• [THE INPUT]
============

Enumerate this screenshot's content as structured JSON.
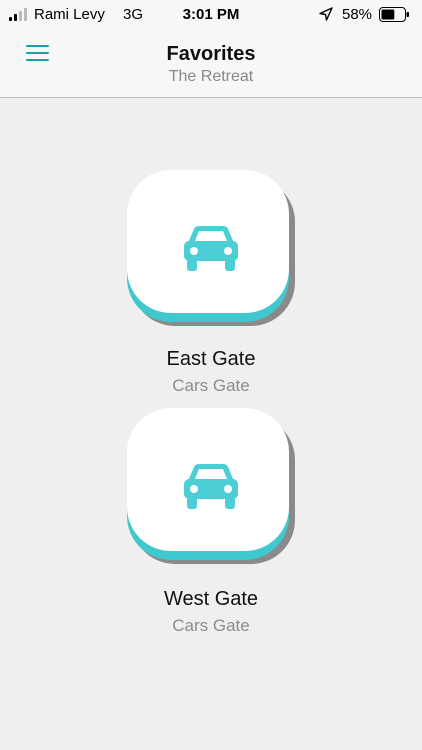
{
  "status_bar": {
    "carrier": "Rami Levy",
    "network": "3G",
    "time": "3:01 PM",
    "battery_percent": "58%",
    "battery_level": 0.58,
    "signal_bars": 2
  },
  "header": {
    "menu_icon": "hamburger-menu-icon",
    "title": "Favorites",
    "subtitle": "The Retreat"
  },
  "gates": [
    {
      "name": "East Gate",
      "type": "Cars Gate",
      "icon": "car-icon"
    },
    {
      "name": "West Gate",
      "type": "Cars Gate",
      "icon": "car-icon"
    }
  ],
  "colors": {
    "accent": "#1ba0ab",
    "button_accent": "#3fc9cf",
    "icon": "#4bcfd5",
    "background": "#efefef"
  }
}
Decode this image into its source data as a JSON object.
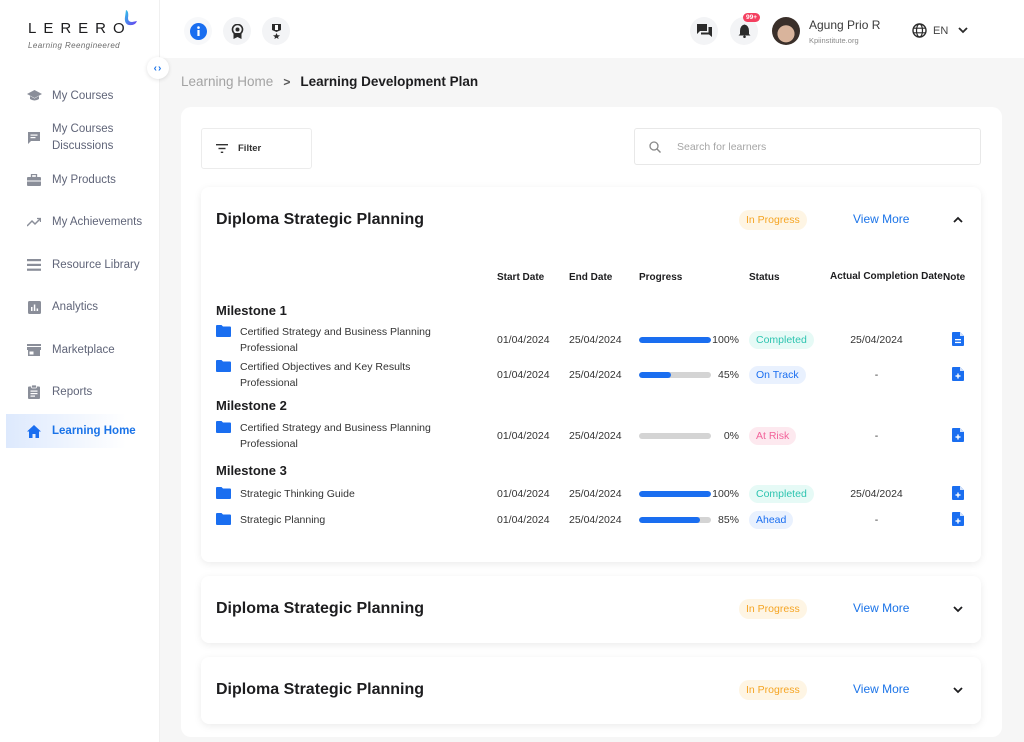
{
  "brand": {
    "name": "LERERO",
    "tagline": "Learning Reengineered"
  },
  "sidebar": {
    "items": [
      {
        "label": "My Courses",
        "icon": "graduation-cap-icon"
      },
      {
        "label": "My Courses Discussions",
        "icon": "chat-icon"
      },
      {
        "label": "My Products",
        "icon": "briefcase-icon"
      },
      {
        "label": "My Achievements",
        "icon": "trending-up-icon"
      },
      {
        "label": "Resource Library",
        "icon": "list-icon"
      },
      {
        "label": "Analytics",
        "icon": "bar-chart-icon"
      },
      {
        "label": "Marketplace",
        "icon": "store-icon"
      },
      {
        "label": "Reports",
        "icon": "clipboard-icon"
      },
      {
        "label": "Learning Home",
        "icon": "home-icon",
        "active": true
      }
    ]
  },
  "topbar": {
    "icons": [
      "info-icon",
      "badge-icon",
      "medal-icon"
    ],
    "notification_count": "99+",
    "user": {
      "name": "Agung Prio R",
      "org": "Kpiinstitute.org"
    },
    "language": "EN"
  },
  "breadcrumb": {
    "previous": "Learning Home",
    "current": "Learning Development Plan"
  },
  "filter": {
    "label": "Filter"
  },
  "search": {
    "placeholder": "Search for learners",
    "value": ""
  },
  "colors": {
    "accent": "#1a6ef0",
    "in_progress": "#f5a524",
    "completed": "#2ec4b0",
    "at_risk": "#f2639a"
  },
  "table": {
    "columns": [
      "Start Date",
      "End Date",
      "Progress",
      "Status",
      "Actual Completion Date",
      "Note"
    ]
  },
  "plans": [
    {
      "title": "Diploma Strategic Planning",
      "status": "In Progress",
      "view_more": "View More",
      "expanded": true,
      "milestones": [
        {
          "name": "Milestone 1",
          "items": [
            {
              "name": "Certified Strategy and Business Planning Professional",
              "start": "01/04/2024",
              "end": "25/04/2024",
              "progress": 100,
              "progress_label": "100%",
              "status": "Completed",
              "completion": "25/04/2024",
              "note": "note-icon"
            },
            {
              "name": "Certified Objectives and Key Results Professional",
              "start": "01/04/2024",
              "end": "25/04/2024",
              "progress": 45,
              "progress_label": "45%",
              "status": "On Track",
              "completion": "-",
              "note": "add-note-icon"
            }
          ]
        },
        {
          "name": "Milestone 2",
          "items": [
            {
              "name": "Certified Strategy and Business Planning Professional",
              "start": "01/04/2024",
              "end": "25/04/2024",
              "progress": 0,
              "progress_label": "0%",
              "status": "At Risk",
              "completion": "-",
              "note": "add-note-icon"
            }
          ]
        },
        {
          "name": "Milestone 3",
          "items": [
            {
              "name": "Strategic Thinking Guide",
              "start": "01/04/2024",
              "end": "25/04/2024",
              "progress": 100,
              "progress_label": "100%",
              "status": "Completed",
              "completion": "25/04/2024",
              "note": "add-note-icon"
            },
            {
              "name": "Strategic Planning",
              "start": "01/04/2024",
              "end": "25/04/2024",
              "progress": 85,
              "progress_label": "85%",
              "status": "Ahead",
              "completion": "-",
              "note": "add-note-icon"
            }
          ]
        }
      ]
    },
    {
      "title": "Diploma Strategic Planning",
      "status": "In Progress",
      "view_more": "View More",
      "expanded": false
    },
    {
      "title": "Diploma Strategic Planning",
      "status": "In Progress",
      "view_more": "View More",
      "expanded": false
    }
  ]
}
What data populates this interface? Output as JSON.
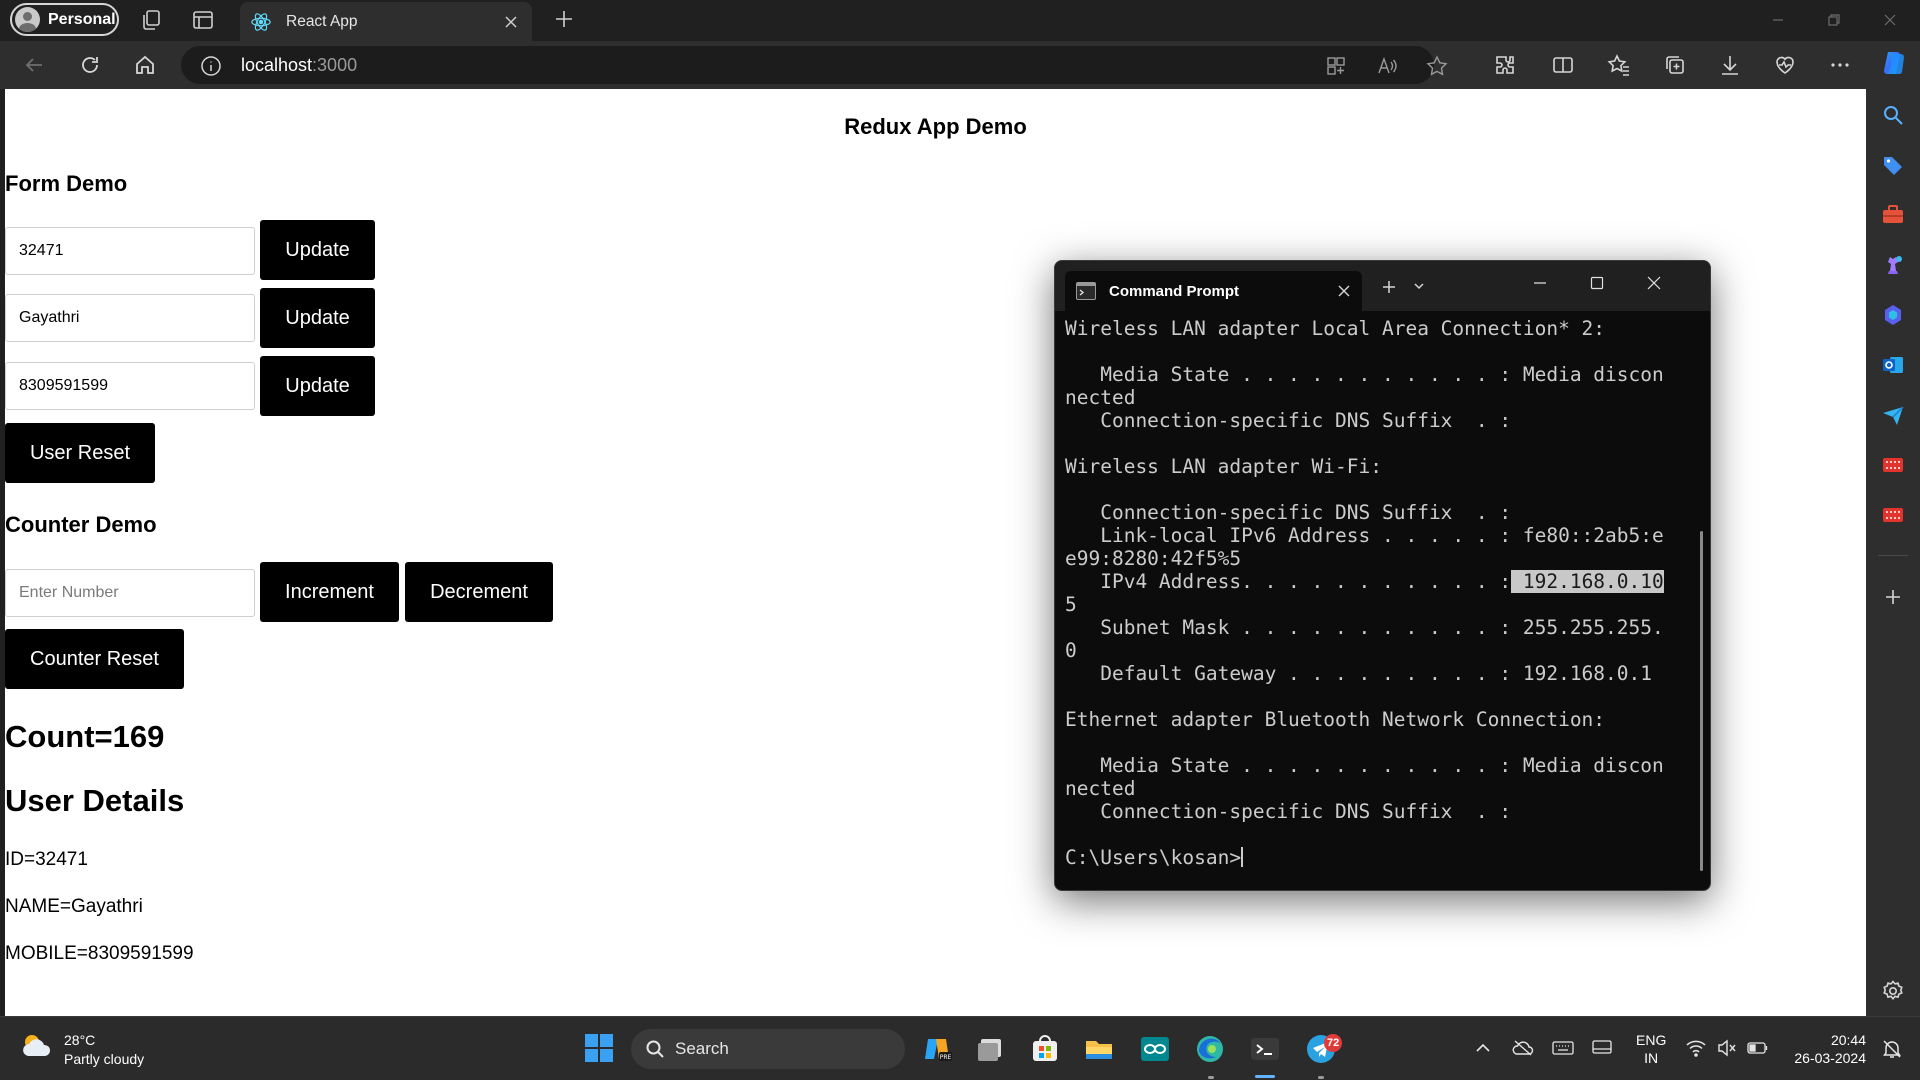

============

• [WHAT IS BEING ASKED]
Retype the whole listing, keeping every line identical and omitting all pictures.

• [EXERCISE OUTPUT]
Enumerate this screenshot's content as structured JSON.
{
  "status_bar": {
    "carrier": "Rami Levy",
    "network": "3G",
    "time": "3:01 PM",
    "battery_percent": "58%",
    "battery_level": 0.58,
    "signal_bars": 2
  },
  "header": {
    "menu_icon": "hamburger-menu-icon",
    "title": "Favorites",
    "subtitle": "The Retreat"
  },
  "gates": [
    {
      "name": "East Gate",
      "type": "Cars Gate",
      "icon": "car-icon"
    },
    {
      "name": "West Gate",
      "type": "Cars Gate",
      "icon": "car-icon"
    }
  ],
  "colors": {
    "accent": "#1ba0ab",
    "button_accent": "#3fc9cf",
    "icon": "#4bcfd5",
    "background": "#efefef"
  }
}
Decode this image into its source data as a JSON object.
{
  "brand": {
    "name": "LERERO",
    "tagline": "Learning Reengineered"
  },
  "sidebar": {
    "items": [
      {
        "label": "My Courses",
        "icon": "graduation-cap-icon"
      },
      {
        "label": "My Courses Discussions",
        "icon": "chat-icon"
      },
      {
        "label": "My Products",
        "icon": "briefcase-icon"
      },
      {
        "label": "My Achievements",
        "icon": "trending-up-icon"
      },
      {
        "label": "Resource Library",
        "icon": "list-icon"
      },
      {
        "label": "Analytics",
        "icon": "bar-chart-icon"
      },
      {
        "label": "Marketplace",
        "icon": "store-icon"
      },
      {
        "label": "Reports",
        "icon": "clipboard-icon"
      },
      {
        "label": "Learning Home",
        "icon": "home-icon",
        "active": true
      }
    ]
  },
  "topbar": {
    "icons": [
      "info-icon",
      "badge-icon",
      "medal-icon"
    ],
    "notification_count": "99+",
    "user": {
      "name": "Agung Prio R",
      "org": "Kpiinstitute.org"
    },
    "language": "EN"
  },
  "breadcrumb": {
    "previous": "Learning Home",
    "current": "Learning Development Plan"
  },
  "filter": {
    "label": "Filter"
  },
  "search": {
    "placeholder": "Search for learners",
    "value": ""
  },
  "colors": {
    "accent": "#1a6ef0",
    "in_progress": "#f5a524",
    "completed": "#2ec4b0",
    "at_risk": "#f2639a"
  },
  "table": {
    "columns": [
      "Start Date",
      "End Date",
      "Progress",
      "Status",
      "Actual Completion Date",
      "Note"
    ]
  },
  "plans": [
    {
      "title": "Diploma Strategic Planning",
      "status": "In Progress",
      "view_more": "View More",
      "expanded": true,
      "milestones": [
        {
          "name": "Milestone 1",
          "items": [
            {
              "name": "Certified Strategy and Business Planning Professional",
              "start": "01/04/2024",
              "end": "25/04/2024",
              "progress": 100,
              "progress_label": "100%",
              "status": "Completed",
              "completion": "25/04/2024",
              "note": "note-icon"
            },
            {
              "name": "Certified Objectives and Key Results Professional",
              "start": "01/04/2024",
              "end": "25/04/2024",
              "progress": 45,
              "progress_label": "45%",
              "status": "On Track",
              "completion": "-",
              "note": "add-note-icon"
            }
          ]
        },
        {
          "name": "Milestone 2",
          "items": [
            {
              "name": "Certified Strategy and Business Planning Professional",
              "start": "01/04/2024",
              "end": "25/04/2024",
              "progress": 0,
              "progress_label": "0%",
              "status": "At Risk",
              "completion": "-",
              "note": "add-note-icon"
            }
          ]
        },
        {
          "name": "Milestone 3",
          "items": [
            {
              "name": "Strategic Thinking Guide",
              "start": "01/04/2024",
              "end": "25/04/2024",
              "progress": 100,
              "progress_label": "100%",
              "status": "Completed",
              "completion": "25/04/2024",
              "note": "add-note-icon"
            },
            {
              "name": "Strategic Planning",
              "start": "01/04/2024",
              "end": "25/04/2024",
              "progress": 85,
              "progress_label": "85%",
              "status": "Ahead",
              "completion": "-",
              "note": "add-note-icon"
            }
          ]
        }
      ]
    },
    {
      "title": "Diploma Strategic Planning",
      "status": "In Progress",
      "view_more": "View More",
      "expanded": false
    },
    {
      "title": "Diploma Strategic Planning",
      "status": "In Progress",
      "view_more": "View More",
      "expanded": false
    }
  ]
}
What data populates this interface? Output as JSON.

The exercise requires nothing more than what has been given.